:: What is needed ::
Copy out the lines from the one containing "Where is each element in this 714" to the one containing "data-label: 4 xyxy=(540,300,549,319)". Switch each "category-label" to "country-label" and leave everything else unchanged.

:: The records ::
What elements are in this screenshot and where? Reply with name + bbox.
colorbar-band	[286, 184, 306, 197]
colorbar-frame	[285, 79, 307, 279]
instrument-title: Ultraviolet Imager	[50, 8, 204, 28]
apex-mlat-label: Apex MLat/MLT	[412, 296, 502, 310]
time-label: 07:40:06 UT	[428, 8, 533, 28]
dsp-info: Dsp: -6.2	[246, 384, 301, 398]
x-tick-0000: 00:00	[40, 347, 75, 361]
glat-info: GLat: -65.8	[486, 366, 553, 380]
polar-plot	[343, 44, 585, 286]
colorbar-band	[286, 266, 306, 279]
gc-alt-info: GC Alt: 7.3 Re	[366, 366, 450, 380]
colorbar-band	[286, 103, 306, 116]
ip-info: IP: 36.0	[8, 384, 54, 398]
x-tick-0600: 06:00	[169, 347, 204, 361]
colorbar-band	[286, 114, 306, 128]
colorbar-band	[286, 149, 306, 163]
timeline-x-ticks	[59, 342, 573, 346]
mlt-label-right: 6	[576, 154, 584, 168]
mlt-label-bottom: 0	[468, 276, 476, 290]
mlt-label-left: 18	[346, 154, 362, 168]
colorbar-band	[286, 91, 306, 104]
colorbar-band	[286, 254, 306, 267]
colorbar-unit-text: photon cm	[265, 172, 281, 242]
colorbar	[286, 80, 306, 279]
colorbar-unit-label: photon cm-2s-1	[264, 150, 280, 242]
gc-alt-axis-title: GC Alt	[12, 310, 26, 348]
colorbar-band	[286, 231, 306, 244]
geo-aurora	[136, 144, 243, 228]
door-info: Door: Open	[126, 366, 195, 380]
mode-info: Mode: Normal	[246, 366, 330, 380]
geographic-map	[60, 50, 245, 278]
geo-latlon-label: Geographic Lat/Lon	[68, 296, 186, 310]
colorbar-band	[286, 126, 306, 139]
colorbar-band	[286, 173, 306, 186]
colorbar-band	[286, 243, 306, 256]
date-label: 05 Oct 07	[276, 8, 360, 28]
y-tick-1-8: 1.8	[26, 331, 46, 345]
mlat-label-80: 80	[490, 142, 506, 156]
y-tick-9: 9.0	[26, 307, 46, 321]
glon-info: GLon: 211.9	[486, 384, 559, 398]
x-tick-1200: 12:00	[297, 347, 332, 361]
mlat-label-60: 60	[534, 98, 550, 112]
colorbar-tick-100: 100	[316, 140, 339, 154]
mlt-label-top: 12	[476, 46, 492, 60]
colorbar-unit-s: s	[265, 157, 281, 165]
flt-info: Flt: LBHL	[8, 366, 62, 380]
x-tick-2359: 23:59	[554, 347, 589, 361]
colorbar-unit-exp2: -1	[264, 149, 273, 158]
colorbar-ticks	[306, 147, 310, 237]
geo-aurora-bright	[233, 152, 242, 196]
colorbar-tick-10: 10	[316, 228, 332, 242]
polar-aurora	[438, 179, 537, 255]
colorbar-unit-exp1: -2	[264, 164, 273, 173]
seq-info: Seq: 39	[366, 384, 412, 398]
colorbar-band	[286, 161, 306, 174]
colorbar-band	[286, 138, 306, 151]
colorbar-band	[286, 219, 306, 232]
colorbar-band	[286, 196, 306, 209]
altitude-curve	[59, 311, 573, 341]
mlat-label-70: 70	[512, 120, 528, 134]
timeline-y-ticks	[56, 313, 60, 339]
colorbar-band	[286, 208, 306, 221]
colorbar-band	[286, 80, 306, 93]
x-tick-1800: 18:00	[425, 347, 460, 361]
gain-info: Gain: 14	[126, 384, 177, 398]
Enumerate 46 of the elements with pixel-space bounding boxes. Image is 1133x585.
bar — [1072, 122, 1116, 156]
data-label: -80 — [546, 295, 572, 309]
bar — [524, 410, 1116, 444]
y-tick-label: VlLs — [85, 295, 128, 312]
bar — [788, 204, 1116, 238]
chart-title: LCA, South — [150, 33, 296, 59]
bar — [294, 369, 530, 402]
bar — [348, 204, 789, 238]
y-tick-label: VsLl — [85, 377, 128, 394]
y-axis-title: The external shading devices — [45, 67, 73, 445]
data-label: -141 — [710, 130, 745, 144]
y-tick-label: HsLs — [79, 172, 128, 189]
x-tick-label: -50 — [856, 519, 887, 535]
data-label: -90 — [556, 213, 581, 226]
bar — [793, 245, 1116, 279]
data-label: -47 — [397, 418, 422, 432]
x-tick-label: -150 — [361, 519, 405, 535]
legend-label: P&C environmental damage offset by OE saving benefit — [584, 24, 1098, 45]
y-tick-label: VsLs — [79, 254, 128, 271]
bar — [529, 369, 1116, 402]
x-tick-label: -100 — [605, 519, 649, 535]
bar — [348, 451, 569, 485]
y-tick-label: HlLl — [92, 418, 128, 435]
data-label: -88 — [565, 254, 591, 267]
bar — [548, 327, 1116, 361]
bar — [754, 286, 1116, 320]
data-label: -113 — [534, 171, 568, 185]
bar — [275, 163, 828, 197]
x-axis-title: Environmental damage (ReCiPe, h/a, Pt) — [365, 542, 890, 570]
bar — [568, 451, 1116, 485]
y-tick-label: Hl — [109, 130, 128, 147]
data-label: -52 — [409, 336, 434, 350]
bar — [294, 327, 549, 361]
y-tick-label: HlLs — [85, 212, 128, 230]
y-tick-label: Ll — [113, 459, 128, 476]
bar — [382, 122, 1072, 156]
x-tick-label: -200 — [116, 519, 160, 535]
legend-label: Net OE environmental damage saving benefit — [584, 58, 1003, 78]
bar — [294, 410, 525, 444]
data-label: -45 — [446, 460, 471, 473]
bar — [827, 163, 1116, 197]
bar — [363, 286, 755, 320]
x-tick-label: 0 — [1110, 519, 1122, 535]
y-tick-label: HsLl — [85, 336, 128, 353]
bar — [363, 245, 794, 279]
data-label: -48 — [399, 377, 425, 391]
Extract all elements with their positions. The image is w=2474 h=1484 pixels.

---

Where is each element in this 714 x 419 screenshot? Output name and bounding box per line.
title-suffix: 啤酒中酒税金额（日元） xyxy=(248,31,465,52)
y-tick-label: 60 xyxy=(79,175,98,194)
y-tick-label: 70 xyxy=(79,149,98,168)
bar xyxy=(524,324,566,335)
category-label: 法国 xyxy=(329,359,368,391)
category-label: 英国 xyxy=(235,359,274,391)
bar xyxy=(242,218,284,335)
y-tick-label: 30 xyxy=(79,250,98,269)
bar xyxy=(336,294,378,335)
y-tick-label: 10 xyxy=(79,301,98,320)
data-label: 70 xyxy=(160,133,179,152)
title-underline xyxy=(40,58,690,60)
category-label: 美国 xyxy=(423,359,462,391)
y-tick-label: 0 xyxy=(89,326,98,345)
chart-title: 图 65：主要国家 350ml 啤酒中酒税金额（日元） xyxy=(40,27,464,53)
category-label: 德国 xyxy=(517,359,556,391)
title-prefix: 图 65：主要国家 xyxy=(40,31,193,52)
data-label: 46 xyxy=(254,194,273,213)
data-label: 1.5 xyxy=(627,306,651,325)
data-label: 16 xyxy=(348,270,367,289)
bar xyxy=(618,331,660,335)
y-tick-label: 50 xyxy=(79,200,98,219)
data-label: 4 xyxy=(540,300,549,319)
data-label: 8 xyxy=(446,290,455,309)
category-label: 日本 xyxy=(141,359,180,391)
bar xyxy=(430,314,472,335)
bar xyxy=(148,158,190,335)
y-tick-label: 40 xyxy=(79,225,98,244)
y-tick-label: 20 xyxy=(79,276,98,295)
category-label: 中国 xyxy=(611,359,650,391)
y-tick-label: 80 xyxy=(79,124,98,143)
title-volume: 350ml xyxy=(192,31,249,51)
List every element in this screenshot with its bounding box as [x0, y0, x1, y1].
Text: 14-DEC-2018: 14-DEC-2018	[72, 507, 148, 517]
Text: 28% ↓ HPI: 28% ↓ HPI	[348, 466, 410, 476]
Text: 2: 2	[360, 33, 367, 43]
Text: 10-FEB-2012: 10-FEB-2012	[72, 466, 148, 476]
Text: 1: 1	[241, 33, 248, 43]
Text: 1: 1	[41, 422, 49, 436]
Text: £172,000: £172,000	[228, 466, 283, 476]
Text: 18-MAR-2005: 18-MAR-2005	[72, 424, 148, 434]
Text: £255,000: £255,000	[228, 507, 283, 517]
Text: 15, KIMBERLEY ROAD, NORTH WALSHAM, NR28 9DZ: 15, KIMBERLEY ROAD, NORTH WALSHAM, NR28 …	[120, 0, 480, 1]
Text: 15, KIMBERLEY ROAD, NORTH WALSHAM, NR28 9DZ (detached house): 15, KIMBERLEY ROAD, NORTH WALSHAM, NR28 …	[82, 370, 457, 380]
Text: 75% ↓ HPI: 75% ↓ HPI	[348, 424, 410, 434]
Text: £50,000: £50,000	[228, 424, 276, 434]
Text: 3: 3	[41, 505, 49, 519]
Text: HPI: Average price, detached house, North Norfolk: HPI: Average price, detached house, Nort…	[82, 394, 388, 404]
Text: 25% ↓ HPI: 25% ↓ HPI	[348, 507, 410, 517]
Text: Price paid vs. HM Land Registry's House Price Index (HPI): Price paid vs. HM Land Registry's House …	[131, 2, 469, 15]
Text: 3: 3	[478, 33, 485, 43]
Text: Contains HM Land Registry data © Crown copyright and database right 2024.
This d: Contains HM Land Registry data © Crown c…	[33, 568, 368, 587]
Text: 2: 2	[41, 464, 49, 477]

...

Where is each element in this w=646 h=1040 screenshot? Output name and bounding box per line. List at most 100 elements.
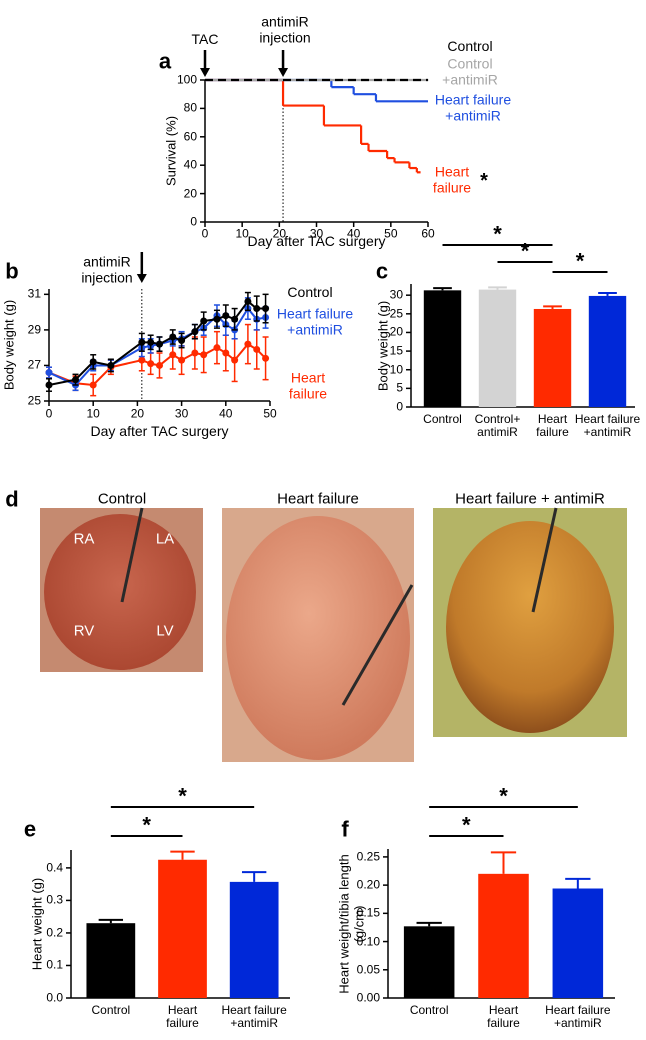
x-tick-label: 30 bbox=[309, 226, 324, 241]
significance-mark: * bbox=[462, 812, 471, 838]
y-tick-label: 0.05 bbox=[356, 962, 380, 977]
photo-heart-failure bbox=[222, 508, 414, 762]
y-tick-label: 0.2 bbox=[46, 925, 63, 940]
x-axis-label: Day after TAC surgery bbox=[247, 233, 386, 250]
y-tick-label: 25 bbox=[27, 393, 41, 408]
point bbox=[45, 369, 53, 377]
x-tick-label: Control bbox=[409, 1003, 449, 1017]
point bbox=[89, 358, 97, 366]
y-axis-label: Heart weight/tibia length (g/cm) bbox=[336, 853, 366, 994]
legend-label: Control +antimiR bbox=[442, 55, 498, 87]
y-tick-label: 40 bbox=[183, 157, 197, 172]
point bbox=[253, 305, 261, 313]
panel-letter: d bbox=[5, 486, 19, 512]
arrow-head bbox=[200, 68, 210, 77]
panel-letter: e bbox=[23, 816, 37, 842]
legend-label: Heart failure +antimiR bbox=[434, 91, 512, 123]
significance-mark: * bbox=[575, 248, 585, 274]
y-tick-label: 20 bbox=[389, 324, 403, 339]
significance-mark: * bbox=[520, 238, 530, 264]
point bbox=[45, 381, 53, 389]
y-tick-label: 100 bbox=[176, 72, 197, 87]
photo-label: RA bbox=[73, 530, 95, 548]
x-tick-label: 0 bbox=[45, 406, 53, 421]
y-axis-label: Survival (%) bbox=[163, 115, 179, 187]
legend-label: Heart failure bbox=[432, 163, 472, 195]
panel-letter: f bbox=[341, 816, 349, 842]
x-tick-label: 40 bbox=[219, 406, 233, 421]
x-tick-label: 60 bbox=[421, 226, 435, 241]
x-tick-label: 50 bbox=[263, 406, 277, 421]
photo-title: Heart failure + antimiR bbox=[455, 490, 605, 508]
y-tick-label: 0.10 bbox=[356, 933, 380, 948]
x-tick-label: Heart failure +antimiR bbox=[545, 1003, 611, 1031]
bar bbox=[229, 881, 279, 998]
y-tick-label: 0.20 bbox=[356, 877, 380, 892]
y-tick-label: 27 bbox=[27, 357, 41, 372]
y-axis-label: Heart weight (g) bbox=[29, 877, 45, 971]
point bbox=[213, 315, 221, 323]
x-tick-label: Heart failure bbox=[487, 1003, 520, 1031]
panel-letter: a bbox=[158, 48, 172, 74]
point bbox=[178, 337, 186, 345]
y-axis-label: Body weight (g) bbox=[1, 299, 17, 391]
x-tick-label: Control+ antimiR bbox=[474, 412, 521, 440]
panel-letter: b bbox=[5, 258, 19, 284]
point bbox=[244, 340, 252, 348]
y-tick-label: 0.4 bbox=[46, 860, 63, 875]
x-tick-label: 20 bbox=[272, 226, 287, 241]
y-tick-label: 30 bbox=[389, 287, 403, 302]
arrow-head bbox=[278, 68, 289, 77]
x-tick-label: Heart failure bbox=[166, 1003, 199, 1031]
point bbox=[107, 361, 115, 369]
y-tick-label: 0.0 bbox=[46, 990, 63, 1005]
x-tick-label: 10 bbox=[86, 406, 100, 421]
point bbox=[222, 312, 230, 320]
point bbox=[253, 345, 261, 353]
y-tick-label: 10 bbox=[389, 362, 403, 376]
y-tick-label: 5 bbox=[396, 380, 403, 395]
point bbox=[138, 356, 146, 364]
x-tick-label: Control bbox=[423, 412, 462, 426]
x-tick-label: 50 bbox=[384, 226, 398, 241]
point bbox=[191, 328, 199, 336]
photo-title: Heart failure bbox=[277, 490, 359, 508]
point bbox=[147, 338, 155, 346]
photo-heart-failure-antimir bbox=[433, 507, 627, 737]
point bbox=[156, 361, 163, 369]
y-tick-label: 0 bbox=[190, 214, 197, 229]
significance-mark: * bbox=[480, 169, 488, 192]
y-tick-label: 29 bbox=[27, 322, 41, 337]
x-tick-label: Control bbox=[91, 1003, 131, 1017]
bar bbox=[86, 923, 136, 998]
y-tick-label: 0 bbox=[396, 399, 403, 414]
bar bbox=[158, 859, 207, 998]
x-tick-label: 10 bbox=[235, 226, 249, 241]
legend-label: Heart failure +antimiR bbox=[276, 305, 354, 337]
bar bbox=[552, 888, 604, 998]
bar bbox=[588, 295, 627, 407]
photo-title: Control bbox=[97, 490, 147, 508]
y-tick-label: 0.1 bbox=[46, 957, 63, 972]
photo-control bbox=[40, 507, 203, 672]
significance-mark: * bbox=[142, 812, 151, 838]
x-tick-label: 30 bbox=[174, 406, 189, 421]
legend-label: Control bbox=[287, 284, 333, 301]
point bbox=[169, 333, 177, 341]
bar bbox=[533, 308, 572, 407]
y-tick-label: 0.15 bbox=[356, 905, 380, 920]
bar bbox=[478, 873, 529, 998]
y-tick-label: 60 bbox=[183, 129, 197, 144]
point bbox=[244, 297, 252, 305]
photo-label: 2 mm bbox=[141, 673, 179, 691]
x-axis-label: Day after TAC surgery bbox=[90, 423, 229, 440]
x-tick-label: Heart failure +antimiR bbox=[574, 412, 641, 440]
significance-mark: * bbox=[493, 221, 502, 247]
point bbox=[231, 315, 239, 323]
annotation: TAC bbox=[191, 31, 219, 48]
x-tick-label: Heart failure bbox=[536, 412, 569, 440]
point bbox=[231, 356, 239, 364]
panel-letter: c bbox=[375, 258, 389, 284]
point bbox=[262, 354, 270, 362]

:: Finished exercise ::
Where is each element in this 714 x 419 screenshot? Output name and bounding box per line.
title-suffix: 啤酒中酒税金额（日元） xyxy=(248,31,465,52)
y-tick-label: 60 xyxy=(79,175,98,194)
y-tick-label: 70 xyxy=(79,149,98,168)
bar xyxy=(524,324,566,335)
country-label: 法国 xyxy=(329,359,368,391)
country-label: 英国 xyxy=(235,359,274,391)
bar xyxy=(242,218,284,335)
y-tick-label: 30 xyxy=(79,250,98,269)
bar xyxy=(336,294,378,335)
y-tick-label: 10 xyxy=(79,301,98,320)
data-label: 70 xyxy=(160,133,179,152)
title-underline xyxy=(40,58,690,60)
country-label: 美国 xyxy=(423,359,462,391)
y-tick-label: 0 xyxy=(89,326,98,345)
chart-title: 图 65：主要国家 350ml 啤酒中酒税金额（日元） xyxy=(40,27,464,53)
country-label: 德国 xyxy=(517,359,556,391)
title-prefix: 图 65：主要国家 xyxy=(40,31,193,52)
data-label: 46 xyxy=(254,194,273,213)
data-label: 1.5 xyxy=(627,306,651,325)
data-label: 16 xyxy=(348,270,367,289)
bar xyxy=(618,331,660,335)
y-tick-label: 50 xyxy=(79,200,98,219)
data-label: 4 xyxy=(540,300,549,319)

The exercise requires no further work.